## BEGIN Document extract

Re: Bootstrapping Beam's Job Server

Robert Bradshaw Thu, 23 Aug 2018 08:08:24 -0700

On Thu, Aug 23, 2018 at 3:47 PM Maximilian Michels <m...@apache.org> wrote:
>
>  > Going down this path may start to get fairly involved, with an almost
>  > endless list of features that could be requested. Instead, I would
>  > suggest we keep process-based execution very simple, and specify bash
>  > script (that sets up the environment and whatever else one may want to
>  > do) as the command line invocation.
>
> Fair point. At the least, we will have to transfer the shell script to
> the nodes. Anything else is up to the script.
>
>  > I would also think it'd be really valuable to provide a "callback"
>  > environment, where an RPC call is made to trigger worker creation
>  > (deletion?), passing the requisite parameters (e.g. the fn api
>  > endpoints).
>
> Aren't you making up more features now? :) Couldn't this be also handled
> by the shell script?


Good point :). I still think it'd be nice to make this option more
explicit, as it doesn't even require starting up (or managing) a
subprocess.

> On 23.08.18 14:13, Robert Bradshaw wrote:
> > On Thu, Aug 23, 2018 at 1:54 PM Maximilian Michels <m...@apache.org> wrote:
> >>
> >> Big +1. Process-based execution should be simple to reason about for
> >> users.
> >
> > +1. In fact, this is exactly what the Python local job server does,
> > with running Docker simply being a particular command line that's
> > passed down here.

## END Document extract

> **Task a**
Restate more briefly the paragraph in the thread on bootstrapping Beam's job server that begins "Going down this path", keeping its main points.

## BEGIN Entries shown

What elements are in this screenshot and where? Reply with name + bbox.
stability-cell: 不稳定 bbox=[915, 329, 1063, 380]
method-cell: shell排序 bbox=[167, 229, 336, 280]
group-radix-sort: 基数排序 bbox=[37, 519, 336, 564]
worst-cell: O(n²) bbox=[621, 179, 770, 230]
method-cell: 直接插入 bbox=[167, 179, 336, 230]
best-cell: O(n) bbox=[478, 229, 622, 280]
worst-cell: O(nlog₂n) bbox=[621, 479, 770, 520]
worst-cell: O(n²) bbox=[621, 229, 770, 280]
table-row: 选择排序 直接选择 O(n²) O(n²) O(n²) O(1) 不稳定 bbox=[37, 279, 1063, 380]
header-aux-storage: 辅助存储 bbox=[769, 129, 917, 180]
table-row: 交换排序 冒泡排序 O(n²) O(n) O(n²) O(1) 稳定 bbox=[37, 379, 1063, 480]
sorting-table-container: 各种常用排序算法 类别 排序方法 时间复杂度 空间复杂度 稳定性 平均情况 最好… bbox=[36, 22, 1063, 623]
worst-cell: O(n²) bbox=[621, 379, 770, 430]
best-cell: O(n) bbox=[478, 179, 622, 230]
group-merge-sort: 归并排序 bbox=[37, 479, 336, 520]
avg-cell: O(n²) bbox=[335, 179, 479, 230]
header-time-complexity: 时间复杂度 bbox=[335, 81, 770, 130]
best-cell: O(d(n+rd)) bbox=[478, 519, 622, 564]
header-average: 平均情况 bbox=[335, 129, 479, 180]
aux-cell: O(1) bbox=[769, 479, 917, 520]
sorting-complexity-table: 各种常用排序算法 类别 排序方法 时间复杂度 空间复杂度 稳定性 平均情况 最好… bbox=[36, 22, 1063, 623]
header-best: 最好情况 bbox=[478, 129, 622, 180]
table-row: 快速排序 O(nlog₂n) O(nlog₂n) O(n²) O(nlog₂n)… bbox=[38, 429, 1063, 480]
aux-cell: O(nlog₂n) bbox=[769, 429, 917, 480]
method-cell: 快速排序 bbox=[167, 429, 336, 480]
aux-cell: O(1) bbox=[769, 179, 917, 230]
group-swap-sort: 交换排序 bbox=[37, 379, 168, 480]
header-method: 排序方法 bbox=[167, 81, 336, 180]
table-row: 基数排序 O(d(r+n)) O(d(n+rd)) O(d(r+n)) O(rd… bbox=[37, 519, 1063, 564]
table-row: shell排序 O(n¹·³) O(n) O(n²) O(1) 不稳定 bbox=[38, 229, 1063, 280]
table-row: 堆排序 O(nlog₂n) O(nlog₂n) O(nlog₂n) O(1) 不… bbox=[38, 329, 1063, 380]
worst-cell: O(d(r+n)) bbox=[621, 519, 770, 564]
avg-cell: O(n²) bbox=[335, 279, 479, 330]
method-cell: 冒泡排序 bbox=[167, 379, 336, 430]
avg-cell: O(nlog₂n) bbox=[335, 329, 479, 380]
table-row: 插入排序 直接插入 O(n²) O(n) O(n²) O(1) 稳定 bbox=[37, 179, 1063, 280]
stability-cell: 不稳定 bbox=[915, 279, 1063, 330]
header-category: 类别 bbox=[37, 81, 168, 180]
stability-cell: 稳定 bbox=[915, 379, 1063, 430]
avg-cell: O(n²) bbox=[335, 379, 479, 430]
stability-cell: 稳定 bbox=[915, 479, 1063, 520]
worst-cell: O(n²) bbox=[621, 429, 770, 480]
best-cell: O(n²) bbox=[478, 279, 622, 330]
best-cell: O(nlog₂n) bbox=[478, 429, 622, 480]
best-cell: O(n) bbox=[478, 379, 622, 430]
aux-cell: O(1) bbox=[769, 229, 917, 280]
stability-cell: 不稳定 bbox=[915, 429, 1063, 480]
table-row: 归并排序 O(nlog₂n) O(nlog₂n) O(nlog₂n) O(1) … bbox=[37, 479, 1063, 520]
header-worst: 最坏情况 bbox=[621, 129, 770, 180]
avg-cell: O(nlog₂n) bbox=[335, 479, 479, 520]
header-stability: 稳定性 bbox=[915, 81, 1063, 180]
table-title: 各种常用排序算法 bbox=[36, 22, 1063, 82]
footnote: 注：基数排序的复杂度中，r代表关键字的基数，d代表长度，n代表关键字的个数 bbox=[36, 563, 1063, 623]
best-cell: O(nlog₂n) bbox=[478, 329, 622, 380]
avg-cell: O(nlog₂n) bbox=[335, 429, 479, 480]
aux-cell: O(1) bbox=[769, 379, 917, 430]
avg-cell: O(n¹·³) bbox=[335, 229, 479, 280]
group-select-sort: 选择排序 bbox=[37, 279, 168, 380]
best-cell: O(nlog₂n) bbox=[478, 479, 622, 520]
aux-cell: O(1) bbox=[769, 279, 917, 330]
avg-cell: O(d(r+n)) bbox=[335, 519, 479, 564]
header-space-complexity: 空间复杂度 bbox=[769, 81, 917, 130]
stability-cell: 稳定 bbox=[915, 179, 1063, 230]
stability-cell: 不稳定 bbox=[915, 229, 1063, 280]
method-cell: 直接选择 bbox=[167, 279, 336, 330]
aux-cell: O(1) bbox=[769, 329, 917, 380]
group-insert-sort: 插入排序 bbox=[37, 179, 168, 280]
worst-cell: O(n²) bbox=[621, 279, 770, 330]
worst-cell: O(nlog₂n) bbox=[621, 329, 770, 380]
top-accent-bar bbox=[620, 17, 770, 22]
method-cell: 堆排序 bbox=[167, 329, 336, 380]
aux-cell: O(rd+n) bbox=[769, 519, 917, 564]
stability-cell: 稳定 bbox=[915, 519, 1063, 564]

## END Entries shown

> **Task b**
Copy the records word for word, starting with their first line and going on through the line with "sorting-table-container: 各种常用排序算法 类别".

> **Exercise output a**
Adding options to process-based execution could lead to an almost endless list of feature requests. It is better to keep process-based execution very simple and give a bash script as the command line invocation. The script sets up the environment and does anything else that is needed.

> **Exercise output b**
What elements are in this screenshot and where? Reply with name + bbox.
stability-cell: 不稳定 bbox=[915, 329, 1063, 380]
method-cell: shell排序 bbox=[167, 229, 336, 280]
group-radix-sort: 基数排序 bbox=[37, 519, 336, 564]
worst-cell: O(n²) bbox=[621, 179, 770, 230]
method-cell: 直接插入 bbox=[167, 179, 336, 230]
best-cell: O(n) bbox=[478, 229, 622, 280]
worst-cell: O(nlog₂n) bbox=[621, 479, 770, 520]
worst-cell: O(n²) bbox=[621, 229, 770, 280]
table-row: 选择排序 直接选择 O(n²) O(n²) O(n²) O(1) 不稳定 bbox=[37, 279, 1063, 380]
header-aux-storage: 辅助存储 bbox=[769, 129, 917, 180]
table-row: 交换排序 冒泡排序 O(n²) O(n) O(n²) O(1) 稳定 bbox=[37, 379, 1063, 480]
sorting-table-container: 各种常用排序算法 类别 排序方法 时间复杂度 空间复杂度 稳定性 平均情况 最好… bbox=[36, 22, 1063, 623]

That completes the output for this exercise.